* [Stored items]
○ ○ ○

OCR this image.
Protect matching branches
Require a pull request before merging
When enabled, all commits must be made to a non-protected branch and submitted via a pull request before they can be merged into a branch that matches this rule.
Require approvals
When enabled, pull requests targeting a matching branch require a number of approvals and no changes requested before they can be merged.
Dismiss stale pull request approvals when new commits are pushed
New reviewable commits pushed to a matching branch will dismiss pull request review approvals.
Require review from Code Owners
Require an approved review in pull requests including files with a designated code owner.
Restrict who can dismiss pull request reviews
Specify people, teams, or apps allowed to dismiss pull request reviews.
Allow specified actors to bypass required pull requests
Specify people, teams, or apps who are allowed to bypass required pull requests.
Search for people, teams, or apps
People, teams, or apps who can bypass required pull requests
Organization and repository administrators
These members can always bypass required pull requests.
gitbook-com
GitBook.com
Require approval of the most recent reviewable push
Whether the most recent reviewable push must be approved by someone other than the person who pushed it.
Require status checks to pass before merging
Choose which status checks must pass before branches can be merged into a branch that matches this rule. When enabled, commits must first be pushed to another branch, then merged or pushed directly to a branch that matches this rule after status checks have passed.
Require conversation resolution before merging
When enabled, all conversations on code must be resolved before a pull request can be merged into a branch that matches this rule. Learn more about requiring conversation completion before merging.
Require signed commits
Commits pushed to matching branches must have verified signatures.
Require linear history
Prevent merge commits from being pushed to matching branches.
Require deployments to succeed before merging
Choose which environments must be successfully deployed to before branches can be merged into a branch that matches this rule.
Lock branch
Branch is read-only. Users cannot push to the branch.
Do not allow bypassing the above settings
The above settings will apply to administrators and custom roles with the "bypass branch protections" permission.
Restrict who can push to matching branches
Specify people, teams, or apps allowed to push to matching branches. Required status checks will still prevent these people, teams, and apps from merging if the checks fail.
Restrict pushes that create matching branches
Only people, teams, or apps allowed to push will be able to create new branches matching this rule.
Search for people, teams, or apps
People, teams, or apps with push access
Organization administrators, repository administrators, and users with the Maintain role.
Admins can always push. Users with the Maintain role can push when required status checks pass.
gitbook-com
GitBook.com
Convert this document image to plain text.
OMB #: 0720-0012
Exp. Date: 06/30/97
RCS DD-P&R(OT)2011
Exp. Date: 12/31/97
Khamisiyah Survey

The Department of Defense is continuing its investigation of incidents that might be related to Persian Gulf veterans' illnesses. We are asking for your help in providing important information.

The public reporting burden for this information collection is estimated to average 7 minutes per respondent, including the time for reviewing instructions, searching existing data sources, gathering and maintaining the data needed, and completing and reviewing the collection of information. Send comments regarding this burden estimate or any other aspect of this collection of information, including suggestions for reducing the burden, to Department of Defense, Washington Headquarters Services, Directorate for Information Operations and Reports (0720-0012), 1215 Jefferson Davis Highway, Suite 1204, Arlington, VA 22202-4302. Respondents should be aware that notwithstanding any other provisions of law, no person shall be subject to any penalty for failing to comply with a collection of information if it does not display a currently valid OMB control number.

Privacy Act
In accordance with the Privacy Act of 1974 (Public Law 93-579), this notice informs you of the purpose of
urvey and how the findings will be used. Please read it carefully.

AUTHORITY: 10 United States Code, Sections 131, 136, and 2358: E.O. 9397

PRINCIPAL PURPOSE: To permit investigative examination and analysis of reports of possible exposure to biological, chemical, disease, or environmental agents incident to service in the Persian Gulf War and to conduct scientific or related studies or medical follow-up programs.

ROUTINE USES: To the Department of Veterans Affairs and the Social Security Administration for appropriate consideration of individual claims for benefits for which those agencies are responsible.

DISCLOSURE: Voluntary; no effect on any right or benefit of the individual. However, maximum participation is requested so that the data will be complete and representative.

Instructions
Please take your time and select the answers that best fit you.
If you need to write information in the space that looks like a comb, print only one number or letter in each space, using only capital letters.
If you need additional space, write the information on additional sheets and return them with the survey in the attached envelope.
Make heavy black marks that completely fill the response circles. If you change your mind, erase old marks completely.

○ ○ ○

* [What the exercise asks] Your task is to extract all of the records exactly.

* [Answer for the task]
OCR this image.
Protect matching branches
Require a pull request before merging
When enabled, all commits must be made to a non-protected branch and submitted via a pull request before they can be merged into a branch that matches this rule.
Require approvals
When enabled, pull requests targeting a matching branch require a number of approvals and no changes requested before they can be merged.
Dismiss stale pull request approvals when new commits are pushed
New reviewable commits pushed to a matching branch will dismiss pull request review approvals.
Require review from Code Owners
Require an approved review in pull requests including files with a designated code owner.
Restrict who can dismiss pull request reviews
Specify people, teams, or apps allowed to dismiss pull request reviews.
Allow specified actors to bypass required pull requests
Specify people, teams, or apps who are allowed to bypass required pull requests.
Search for people, teams, or apps
People, teams, or apps who can bypass required pull requests
Organization and repository administrators
These members can always bypass required pull requests.
gitbook-com
GitBook.com
Require approval of the most recent reviewable push
Whether the most recent reviewable push must be approved by someone other than the person who pushed it.
Require status checks to pass before merging
Choose which status checks must pass before branches can be merged into a branch that matches this rule. When enabled, commits must first be pushed to another branch, then merged or pushed directly to a branch that matches this rule after status checks have passed.
Require conversation resolution before merging
When enabled, all conversations on code must be resolved before a pull request can be merged into a branch that matches this rule. Learn more about requiring conversation completion before merging.
Require signed commits
Commits pushed to matching branches must have verified signatures.
Require linear history
Prevent merge commits from being pushed to matching branches.
Require deployments to succeed before merging
Choose which environments must be successfully deployed to before branches can be merged into a branch that matches this rule.
Lock branch
Branch is read-only. Users cannot push to the branch.
Do not allow bypassing the above settings
The above settings will apply to administrators and custom roles with the "bypass branch protections" permission.
Restrict who can push to matching branches
Specify people, teams, or apps allowed to push to matching branches. Required status checks will still prevent these people, teams, and apps from merging if the checks fail.
Restrict pushes that create matching branches
Only people, teams, or apps allowed to push will be able to create new branches matching this rule.
Search for people, teams, or apps
People, teams, or apps with push access
Organization administrators, repository administrators, and users with the Maintain role.
Admins can always push. Users with the Maintain role can push when required status checks pass.
gitbook-com
GitBook.com
Convert this document image to plain text.
OMB #: 0720-0012
Exp. Date: 06/30/97
RCS DD-P&R(OT)2011
Exp. Date: 12/31/97
Khamisiyah Survey

The Department of Defense is continuing its investigation of incidents that might be related to Persian Gulf veterans' illnesses. We are asking for your help in providing important information.

The public reporting burden for this information collection is estimated to average 7 minutes per respondent, including the time for reviewing instructions, searching existing data sources, gathering and maintaining the data needed, and completing and reviewing the collection of information. Send comments regarding this burden estimate or any other aspect of this collection of information, including suggestions for reducing the burden, to Department of Defense, Washington Headquarters Services, Directorate for Information Operations and Reports (0720-0012), 1215 Jefferson Davis Highway, Suite 1204, Arlington, VA 22202-4302. Respondents should be aware that notwithstanding any other provisions of law, no person shall be subject to any penalty for failing to comply with a collection of information if it does not display a currently valid OMB control number.

Privacy Act
In accordance with the Privacy Act of 1974 (Public Law 93-579), this notice informs you of the purpose of
urvey and how the findings will be used. Please read it carefully.

AUTHORITY: 10 United States Code, Sections 131, 136, and 2358: E.O. 9397

PRINCIPAL PURPOSE: To permit investigative examination and analysis of reports of possible exposure to biological, chemical, disease, or environmental agents incident to service in the Persian Gulf War and to conduct scientific or related studies or medical follow-up programs.

ROUTINE USES: To the Department of Veterans Affairs and the Social Security Administration for appropriate consideration of individual claims for benefits for which those agencies are responsible.

DISCLOSURE: Voluntary; no effect on any right or benefit of the individual. However, maximum participation is requested so that the data will be complete and representative.

Instructions
Please take your time and select the answers that best fit you.
If you need to write information in the space that looks like a comb, print only one number or letter in each space, using only capital letters.
If you need additional space, write the information on additional sheets and return them with the survey in the attached envelope.
Make heavy black marks that completely fill the response circles. If you change your mind, erase old marks completely.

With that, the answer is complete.